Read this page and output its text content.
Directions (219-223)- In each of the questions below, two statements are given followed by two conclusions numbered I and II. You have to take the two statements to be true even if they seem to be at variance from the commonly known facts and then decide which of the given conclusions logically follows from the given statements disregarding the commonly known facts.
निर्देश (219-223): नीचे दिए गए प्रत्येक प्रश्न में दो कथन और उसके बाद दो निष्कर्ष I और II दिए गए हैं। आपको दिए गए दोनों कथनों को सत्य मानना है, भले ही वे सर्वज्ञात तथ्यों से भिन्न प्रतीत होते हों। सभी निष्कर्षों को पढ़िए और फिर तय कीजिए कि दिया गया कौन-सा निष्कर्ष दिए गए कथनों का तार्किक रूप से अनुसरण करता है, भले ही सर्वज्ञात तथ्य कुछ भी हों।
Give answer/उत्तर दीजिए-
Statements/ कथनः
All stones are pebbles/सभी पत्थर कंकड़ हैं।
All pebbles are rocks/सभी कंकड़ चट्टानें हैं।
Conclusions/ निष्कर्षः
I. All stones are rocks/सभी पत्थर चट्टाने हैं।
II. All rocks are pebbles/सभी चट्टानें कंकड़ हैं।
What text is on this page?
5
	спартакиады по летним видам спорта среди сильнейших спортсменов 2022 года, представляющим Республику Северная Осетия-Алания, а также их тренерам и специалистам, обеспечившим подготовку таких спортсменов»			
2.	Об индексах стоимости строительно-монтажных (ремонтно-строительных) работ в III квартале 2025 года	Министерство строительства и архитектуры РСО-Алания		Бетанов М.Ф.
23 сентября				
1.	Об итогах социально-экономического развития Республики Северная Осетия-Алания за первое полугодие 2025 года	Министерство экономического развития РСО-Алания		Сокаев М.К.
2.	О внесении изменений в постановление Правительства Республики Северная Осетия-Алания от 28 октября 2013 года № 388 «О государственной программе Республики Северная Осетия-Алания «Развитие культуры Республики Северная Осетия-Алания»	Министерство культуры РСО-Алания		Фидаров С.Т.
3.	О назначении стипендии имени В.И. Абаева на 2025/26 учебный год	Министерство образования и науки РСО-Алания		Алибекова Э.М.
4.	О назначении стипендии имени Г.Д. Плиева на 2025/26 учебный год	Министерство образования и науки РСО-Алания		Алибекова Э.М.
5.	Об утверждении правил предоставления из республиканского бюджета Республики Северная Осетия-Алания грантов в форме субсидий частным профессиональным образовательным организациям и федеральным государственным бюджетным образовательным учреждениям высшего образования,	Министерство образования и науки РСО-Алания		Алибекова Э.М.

**Objective**.
Retype the records that precede this task, keeping them exactly the same.

**Result of this task**.
Read this page and output its text content.
Directions (219-223)- In each of the questions below, two statements are given followed by two conclusions numbered I and II. You have to take the two statements to be true even if they seem to be at variance from the commonly known facts and then decide which of the given conclusions logically follows from the given statements disregarding the commonly known facts.
निर्देश (219-223): नीचे दिए गए प्रत्येक प्रश्न में दो कथन और उसके बाद दो निष्कर्ष I और II दिए गए हैं। आपको दिए गए दोनों कथनों को सत्य मानना है, भले ही वे सर्वज्ञात तथ्यों से भिन्न प्रतीत होते हों। सभी निष्कर्षों को पढ़िए और फिर तय कीजिए कि दिया गया कौन-सा निष्कर्ष दिए गए कथनों का तार्किक रूप से अनुसरण करता है, भले ही सर्वज्ञात तथ्य कुछ भी हों।
Give answer/उत्तर दीजिए-
Statements/ कथनः
All stones are pebbles/सभी पत्थर कंकड़ हैं।
All pebbles are rocks/सभी कंकड़ चट्टानें हैं।
Conclusions/ निष्कर्षः
I. All stones are rocks/सभी पत्थर चट्टाने हैं।
II. All rocks are pebbles/सभी चट्टानें कंकड़ हैं।
What text is on this page?
5
	спартакиады по летним видам спорта среди сильнейших спортсменов 2022 года, представляющим Республику Северная Осетия-Алания, а также их тренерам и специалистам, обеспечившим подготовку таких спортсменов»			
2.	Об индексах стоимости строительно-монтажных (ремонтно-строительных) работ в III квартале 2025 года	Министерство строительства и архитектуры РСО-Алания		Бетанов М.Ф.
23 сентября				
1.	Об итогах социально-экономического развития Республики Северная Осетия-Алания за первое полугодие 2025 года	Министерство экономического развития РСО-Алания		Сокаев М.К.
2.	О внесении изменений в постановление Правительства Республики Северная Осетия-Алания от 28 октября 2013 года № 388 «О государственной программе Республики Северная Осетия-Алания «Развитие культуры Республики Северная Осетия-Алания»	Министерство культуры РСО-Алания		Фидаров С.Т.
3.	О назначении стипендии имени В.И. Абаева на 2025/26 учебный год	Министерство образования и науки РСО-Алания		Алибекова Э.М.
4.	О назначении стипендии имени Г.Д. Плиева на 2025/26 учебный год	Министерство образования и науки РСО-Алания		Алибекова Э.М.
5.	Об утверждении правил предоставления из республиканского бюджета Республики Северная Осетия-Алания грантов в форме субсидий частным профессиональным образовательным организациям и федеральным государственным бюджетным образовательным учреждениям высшего образования,	Министерство образования и науки РСО-Алания		Алибекова Э.М.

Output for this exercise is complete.